BEGIN Record set

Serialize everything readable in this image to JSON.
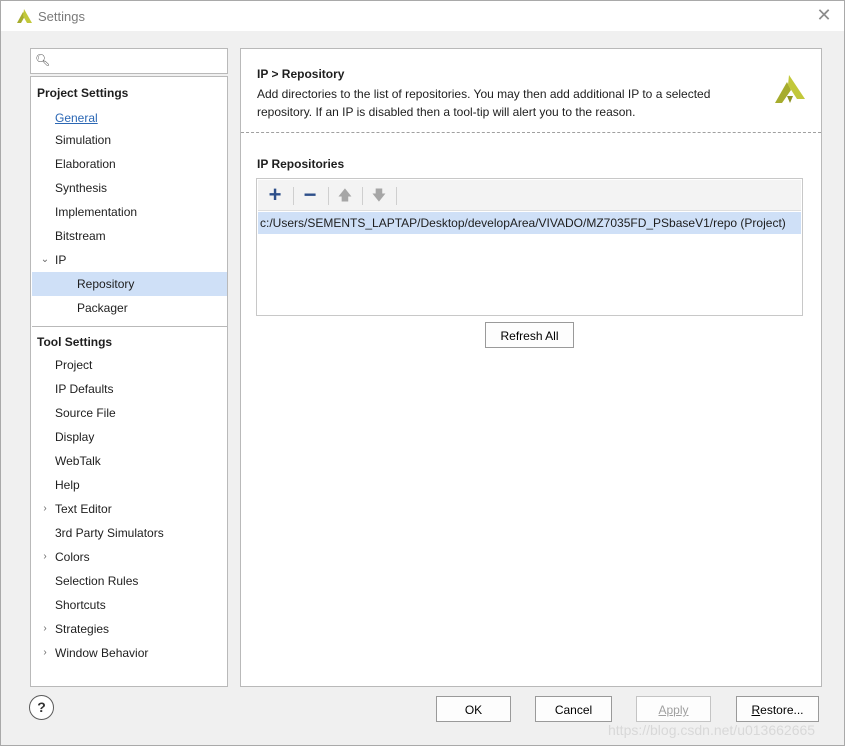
{
  "window": {
    "title": "Settings",
    "close_glyph": "✕"
  },
  "search": {
    "placeholder": "",
    "value": ""
  },
  "nav": {
    "project_settings_label": "Project Settings",
    "project_items": [
      "General",
      "Simulation",
      "Elaboration",
      "Synthesis",
      "Implementation",
      "Bitstream",
      "IP"
    ],
    "ip_children": [
      "Repository",
      "Packager"
    ],
    "tool_settings_label": "Tool Settings",
    "tool_items": [
      "Project",
      "IP Defaults",
      "Source File",
      "Display",
      "WebTalk",
      "Help",
      "Text Editor",
      "3rd Party Simulators",
      "Colors",
      "Selection Rules",
      "Shortcuts",
      "Strategies",
      "Window Behavior"
    ],
    "selected": "Repository"
  },
  "panel": {
    "breadcrumb": "IP > Repository",
    "description": "Add directories to the list of repositories. You may then add additional IP to a selected repository. If an IP is disabled then a tool-tip will alert you to the reason.",
    "repositories_title": "IP Repositories",
    "repositories": [
      "c:/Users/SEMENTS_LAPTAP/Desktop/developArea/VIVADO/MZ7035FD_PSbaseV1/repo (Project)"
    ],
    "refresh_label": "Refresh All",
    "toolbar_icons": [
      "add-icon",
      "remove-icon",
      "move-up-icon",
      "move-down-icon"
    ]
  },
  "footer": {
    "help_label": "?",
    "ok_label": "OK",
    "cancel_label": "Cancel",
    "apply_label": "Apply",
    "restore_first": "R",
    "restore_rest": "estore..."
  },
  "watermark": "https://blog.csdn.net/u013662665",
  "colors": {
    "accent": "#cfe0f7",
    "brand": "#a6ac2d",
    "link": "#2b67b4",
    "icon": "#2d4f8a"
  }
}
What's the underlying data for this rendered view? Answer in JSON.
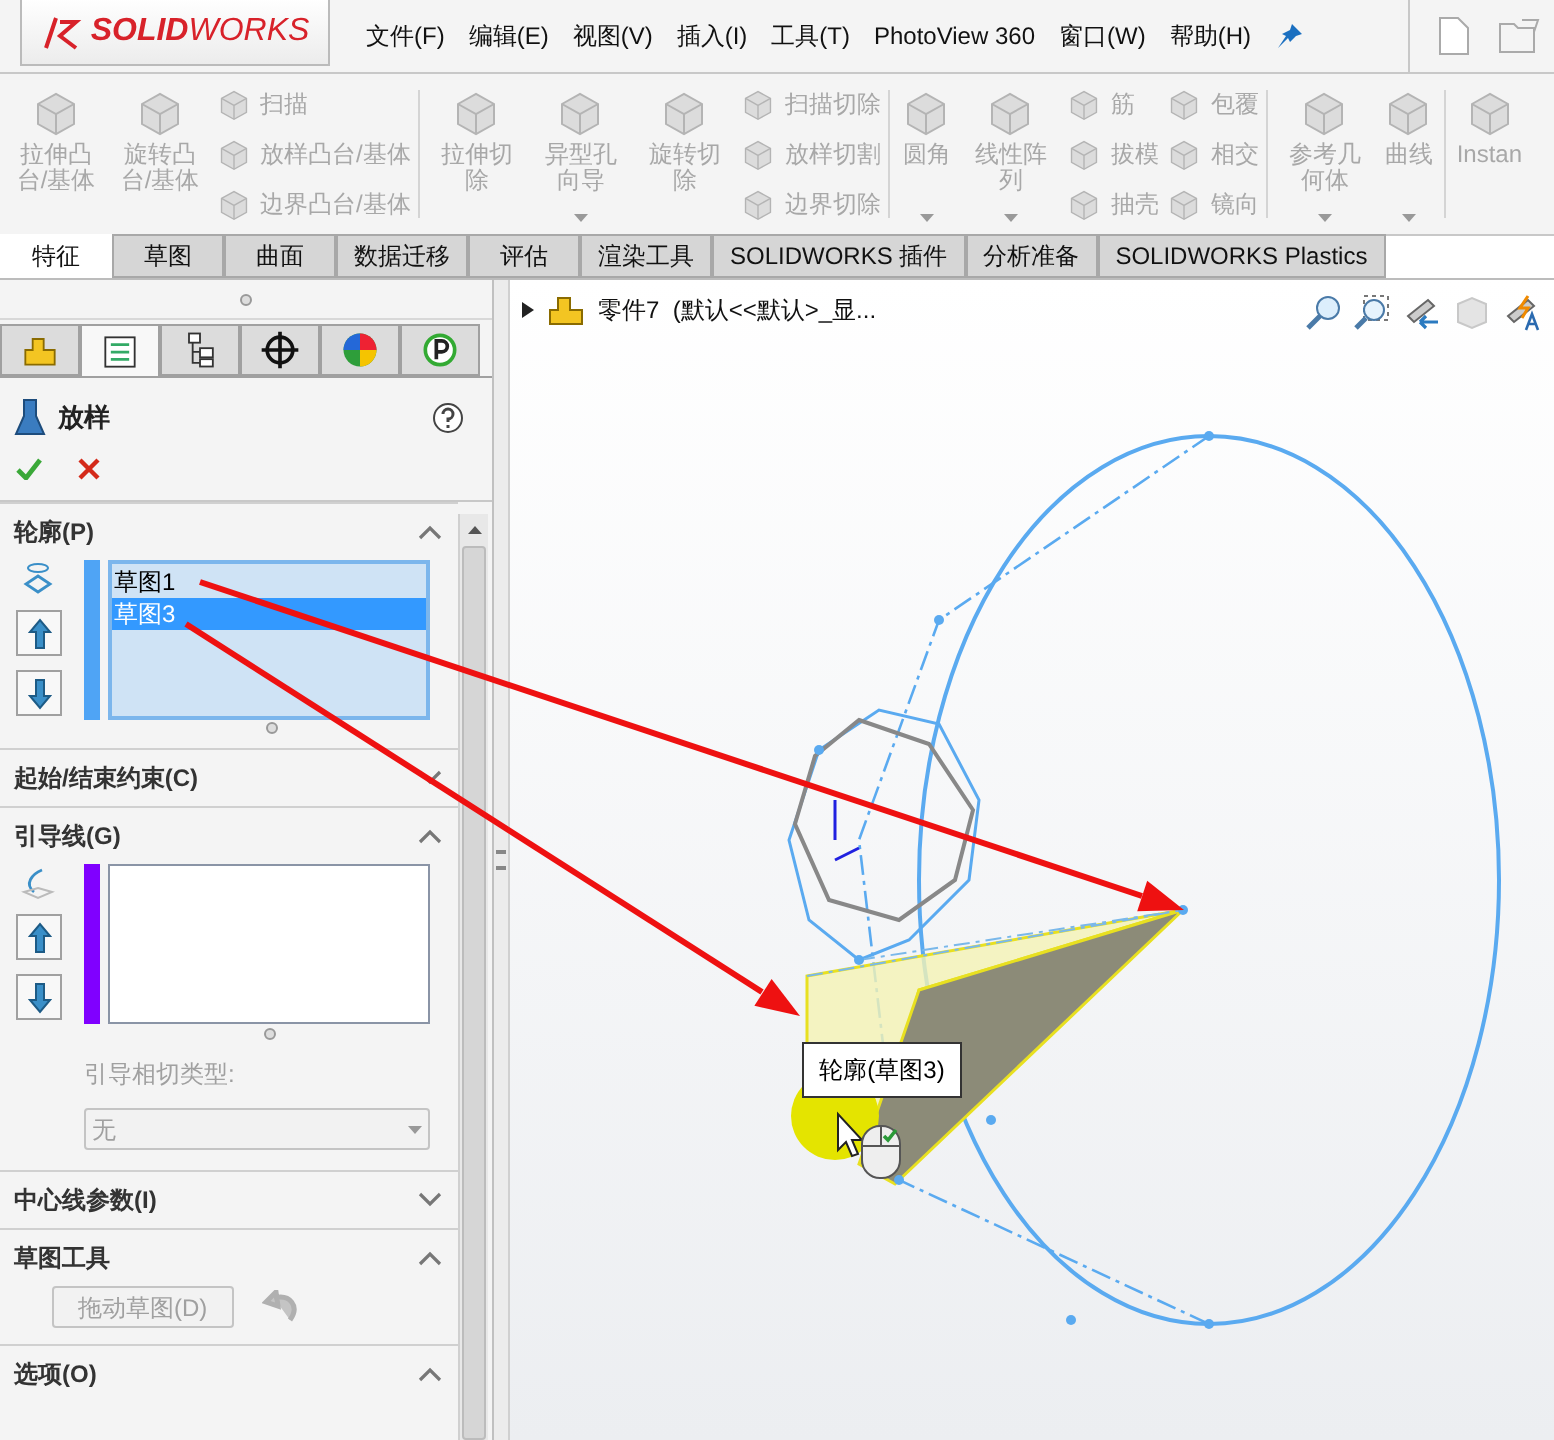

END Record set

_Stated goal_. Report all lines of the data that include the word "Settings".

_Finished answer_.
    "title": "Settings",
    "project_settings_label": "Project Settings",
    "tool_settings_label": "Tool Settings",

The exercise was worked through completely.